- Task details:
Where a line in the listing contains the string "JSON", copy that line out.

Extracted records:

· · · ·

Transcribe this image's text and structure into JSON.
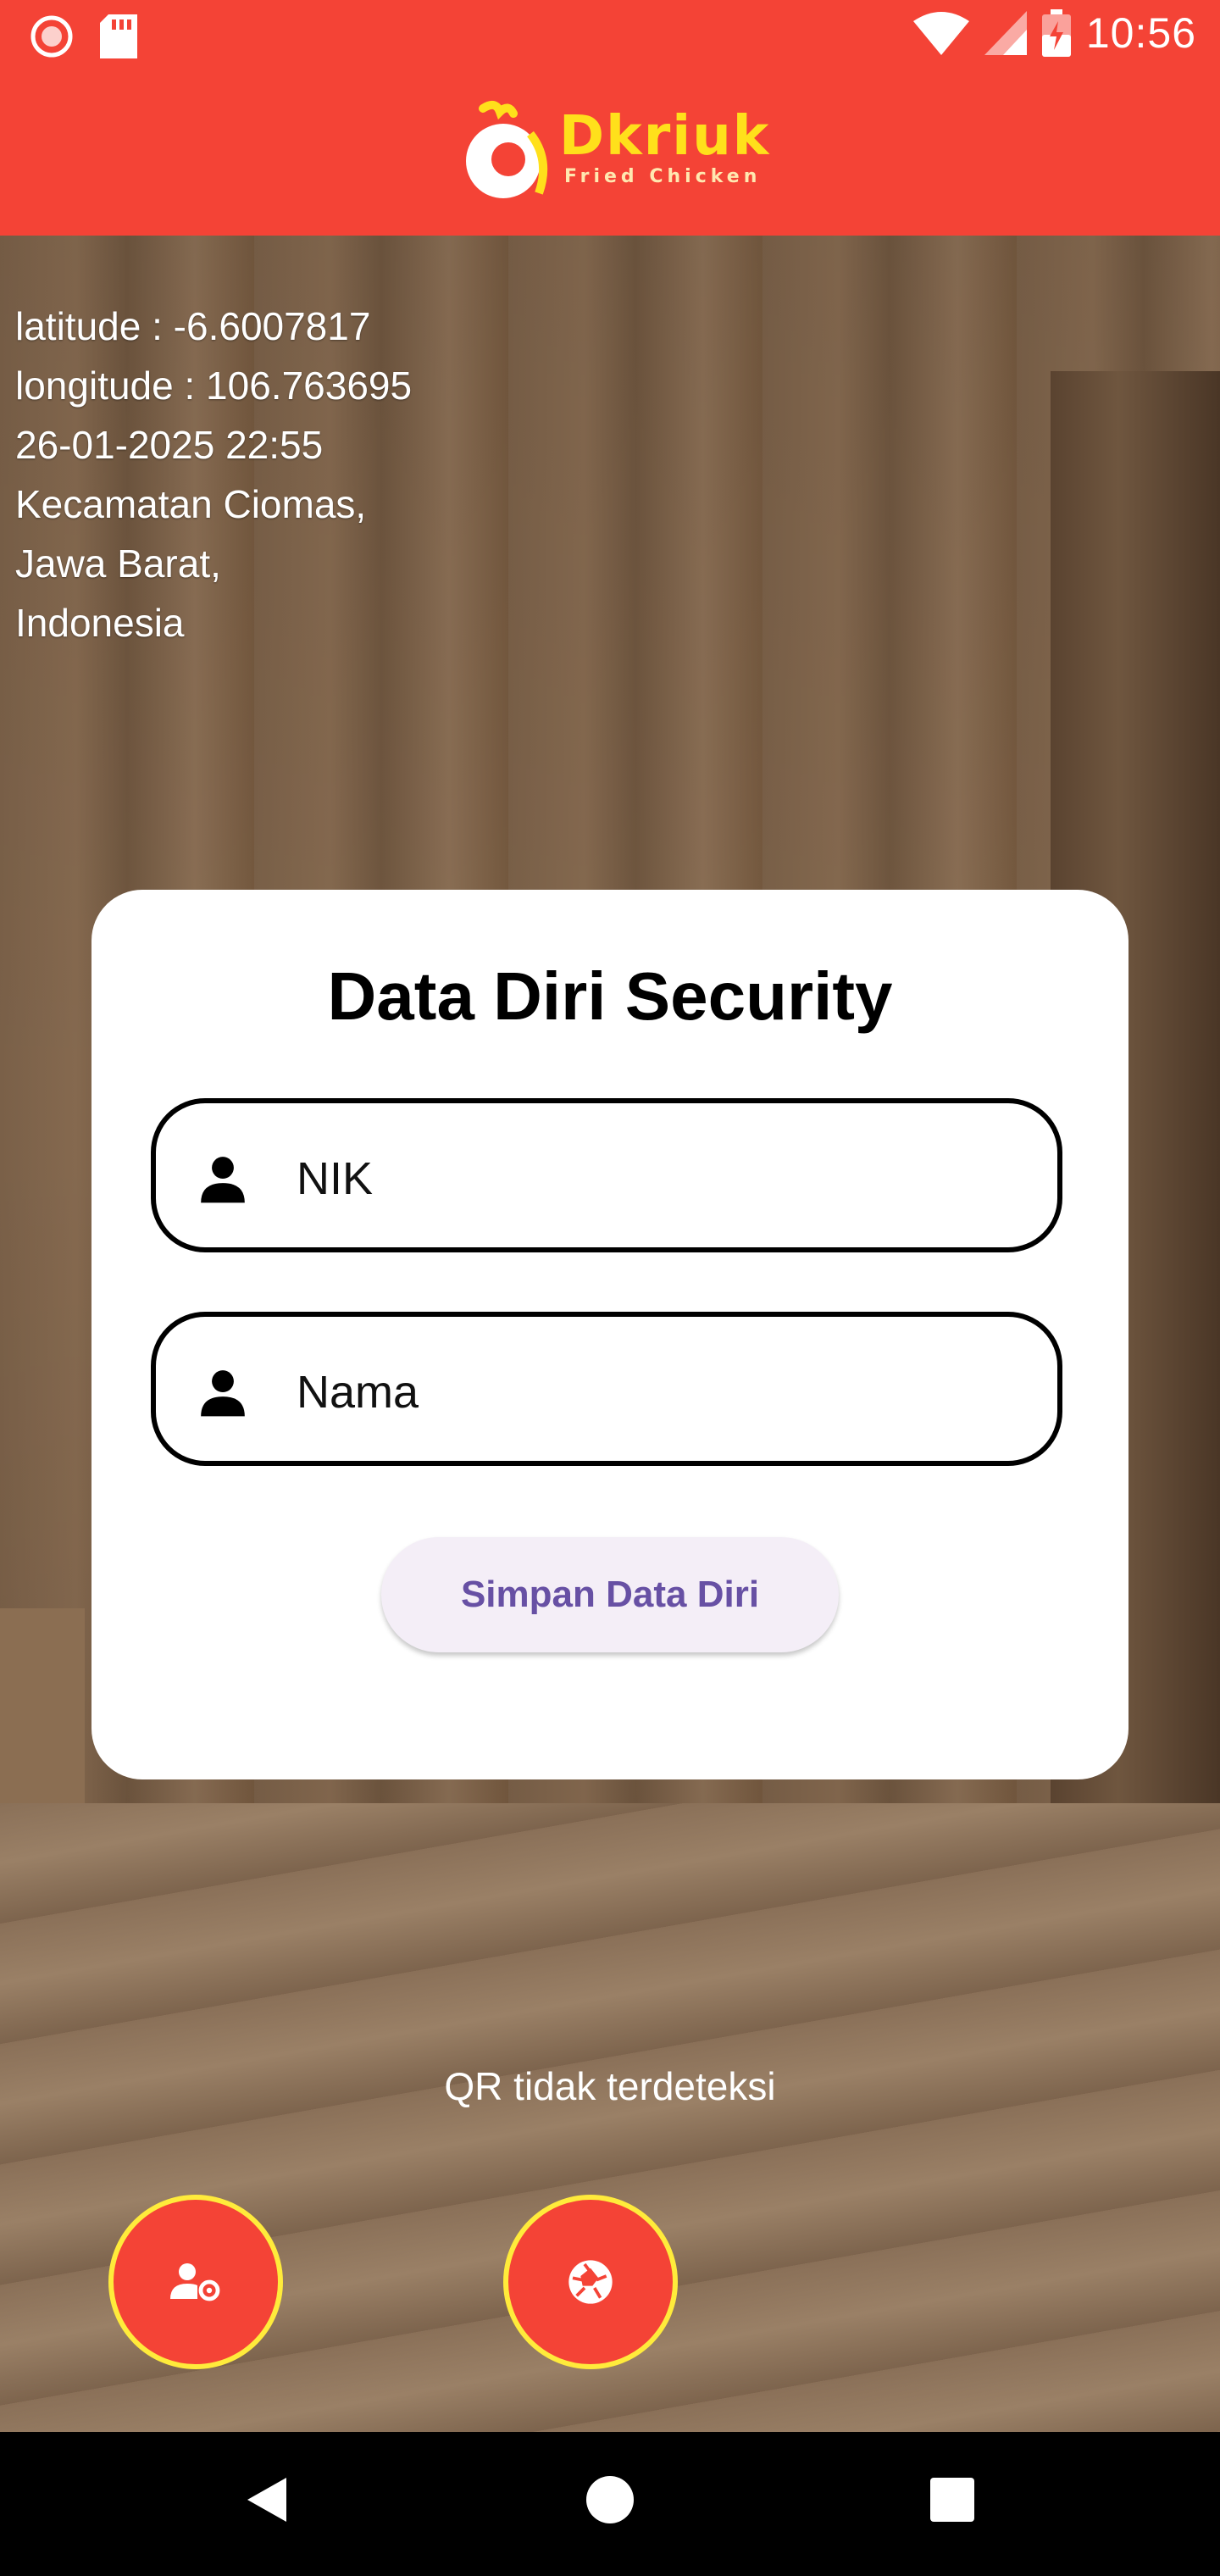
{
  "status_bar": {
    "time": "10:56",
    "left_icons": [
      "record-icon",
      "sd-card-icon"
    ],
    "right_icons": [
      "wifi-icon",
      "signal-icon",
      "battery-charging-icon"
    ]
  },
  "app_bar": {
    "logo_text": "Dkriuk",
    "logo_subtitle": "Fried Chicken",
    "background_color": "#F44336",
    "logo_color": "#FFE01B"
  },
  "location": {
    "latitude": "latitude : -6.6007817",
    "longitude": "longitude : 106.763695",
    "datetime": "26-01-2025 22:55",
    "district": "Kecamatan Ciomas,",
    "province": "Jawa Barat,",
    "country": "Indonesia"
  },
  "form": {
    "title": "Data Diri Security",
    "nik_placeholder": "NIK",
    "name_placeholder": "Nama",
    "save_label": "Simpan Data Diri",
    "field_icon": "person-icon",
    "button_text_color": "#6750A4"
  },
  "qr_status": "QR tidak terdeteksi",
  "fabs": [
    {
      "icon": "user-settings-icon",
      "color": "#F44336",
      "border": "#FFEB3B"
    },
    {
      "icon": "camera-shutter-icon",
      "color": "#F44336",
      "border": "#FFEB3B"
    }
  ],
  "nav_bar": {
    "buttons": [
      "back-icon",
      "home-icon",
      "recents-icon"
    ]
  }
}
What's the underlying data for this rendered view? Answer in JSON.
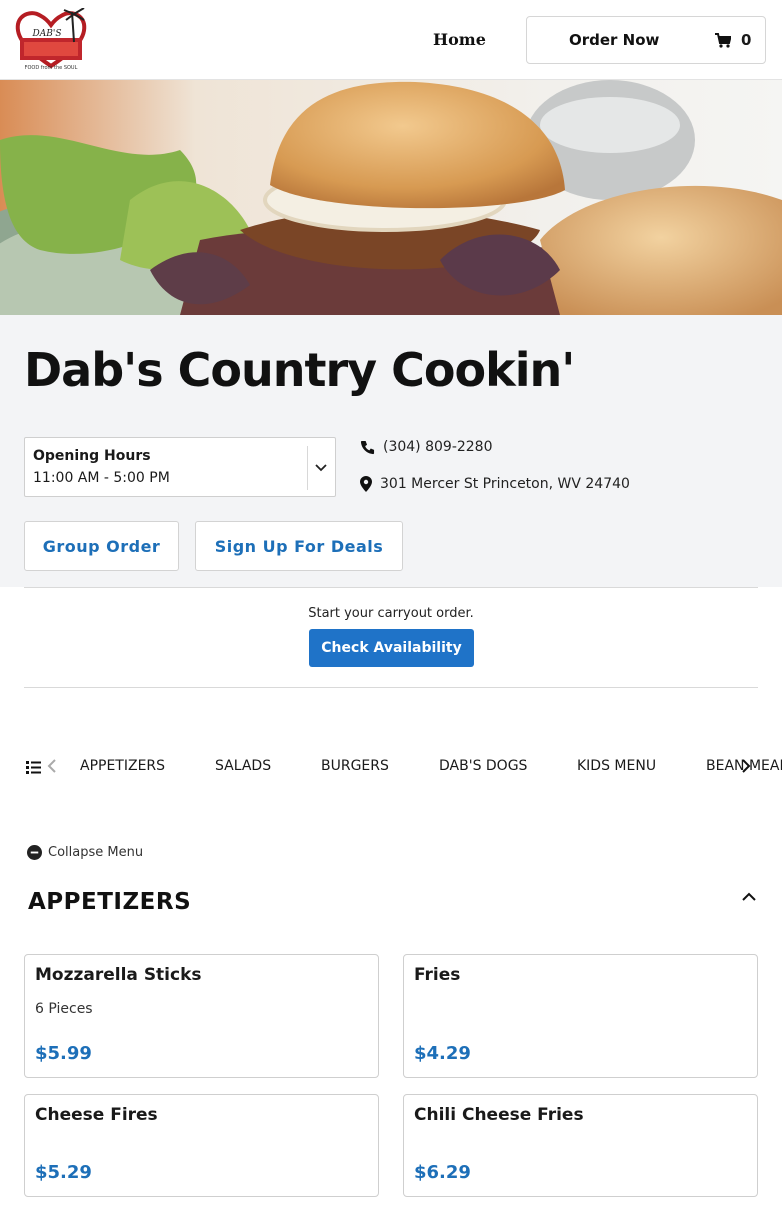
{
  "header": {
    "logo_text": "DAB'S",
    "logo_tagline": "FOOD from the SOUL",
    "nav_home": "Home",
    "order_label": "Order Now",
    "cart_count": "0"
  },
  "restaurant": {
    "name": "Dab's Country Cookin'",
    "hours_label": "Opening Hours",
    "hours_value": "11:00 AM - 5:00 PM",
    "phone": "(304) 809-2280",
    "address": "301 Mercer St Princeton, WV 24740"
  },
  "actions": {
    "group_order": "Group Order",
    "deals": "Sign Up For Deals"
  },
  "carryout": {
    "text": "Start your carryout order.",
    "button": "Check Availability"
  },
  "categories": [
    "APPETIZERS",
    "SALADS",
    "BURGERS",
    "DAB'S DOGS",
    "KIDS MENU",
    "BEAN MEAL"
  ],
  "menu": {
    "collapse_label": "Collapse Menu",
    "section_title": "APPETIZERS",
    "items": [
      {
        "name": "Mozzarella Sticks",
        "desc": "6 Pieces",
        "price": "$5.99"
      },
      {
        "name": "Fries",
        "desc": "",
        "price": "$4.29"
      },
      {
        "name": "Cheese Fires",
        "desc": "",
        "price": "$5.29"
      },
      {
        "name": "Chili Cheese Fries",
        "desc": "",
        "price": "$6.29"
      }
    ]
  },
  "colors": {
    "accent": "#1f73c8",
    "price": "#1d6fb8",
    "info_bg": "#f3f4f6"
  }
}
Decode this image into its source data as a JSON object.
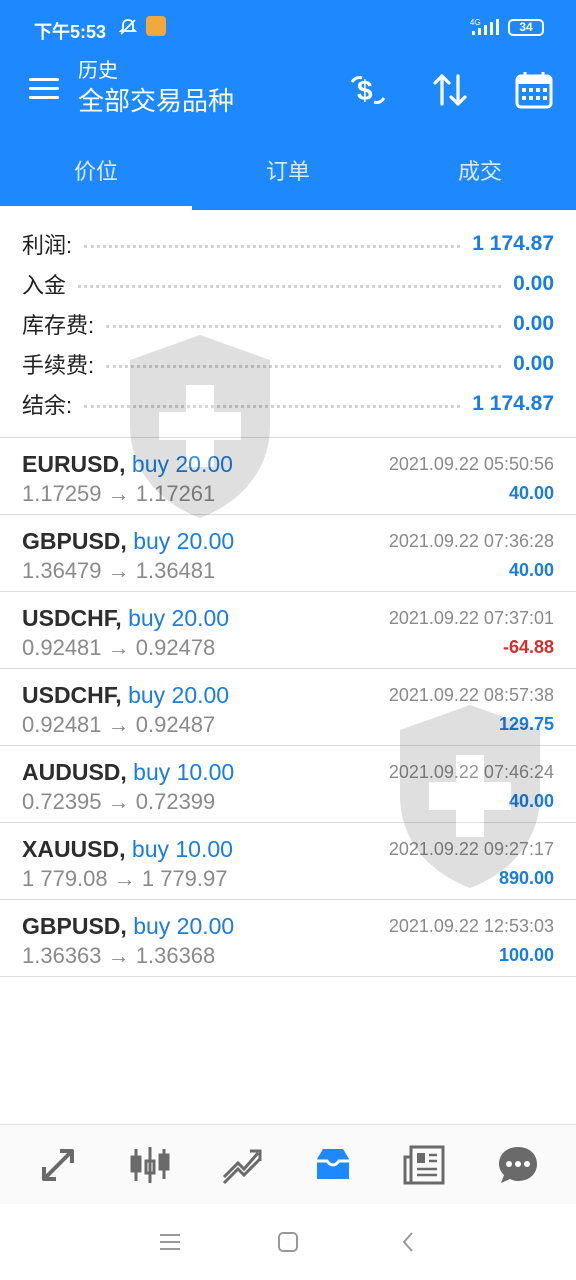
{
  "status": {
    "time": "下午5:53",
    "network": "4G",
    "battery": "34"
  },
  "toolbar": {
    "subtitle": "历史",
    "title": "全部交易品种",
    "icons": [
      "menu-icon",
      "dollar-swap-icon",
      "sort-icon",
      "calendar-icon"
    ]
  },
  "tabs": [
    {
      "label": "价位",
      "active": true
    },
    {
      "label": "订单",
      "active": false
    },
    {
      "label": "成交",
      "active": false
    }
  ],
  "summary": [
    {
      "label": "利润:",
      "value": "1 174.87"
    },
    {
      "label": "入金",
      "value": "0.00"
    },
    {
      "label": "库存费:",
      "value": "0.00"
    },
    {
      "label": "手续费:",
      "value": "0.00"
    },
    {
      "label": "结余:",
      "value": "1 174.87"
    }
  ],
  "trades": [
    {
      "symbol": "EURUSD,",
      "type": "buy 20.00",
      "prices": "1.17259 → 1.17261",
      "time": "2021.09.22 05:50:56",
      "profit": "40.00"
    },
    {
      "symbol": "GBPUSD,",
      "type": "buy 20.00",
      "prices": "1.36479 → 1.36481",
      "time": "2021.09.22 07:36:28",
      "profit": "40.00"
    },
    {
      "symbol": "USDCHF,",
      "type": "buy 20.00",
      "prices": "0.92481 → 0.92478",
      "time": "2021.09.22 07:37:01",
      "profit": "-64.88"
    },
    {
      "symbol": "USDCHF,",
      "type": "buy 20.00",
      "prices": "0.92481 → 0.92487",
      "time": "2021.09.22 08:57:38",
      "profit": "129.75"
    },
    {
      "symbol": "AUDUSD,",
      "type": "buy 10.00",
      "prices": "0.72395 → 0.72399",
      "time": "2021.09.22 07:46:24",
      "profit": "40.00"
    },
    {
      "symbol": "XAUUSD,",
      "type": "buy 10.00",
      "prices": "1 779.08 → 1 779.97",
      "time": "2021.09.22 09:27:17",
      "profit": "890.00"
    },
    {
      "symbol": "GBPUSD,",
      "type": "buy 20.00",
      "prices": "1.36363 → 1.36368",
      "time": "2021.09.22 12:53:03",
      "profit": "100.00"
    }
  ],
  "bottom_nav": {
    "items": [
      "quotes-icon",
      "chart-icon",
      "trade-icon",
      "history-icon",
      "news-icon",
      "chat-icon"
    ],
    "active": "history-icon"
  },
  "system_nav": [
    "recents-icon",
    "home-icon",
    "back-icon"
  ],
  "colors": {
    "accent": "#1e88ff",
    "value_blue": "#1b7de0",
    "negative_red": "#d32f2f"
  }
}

· · · ·

- Finished answer:
Transcribe this image's text and structure into JSON.
What's the underlying data for this rendered view? Answer in JSON.
Decode this image into its source data as a JSON object.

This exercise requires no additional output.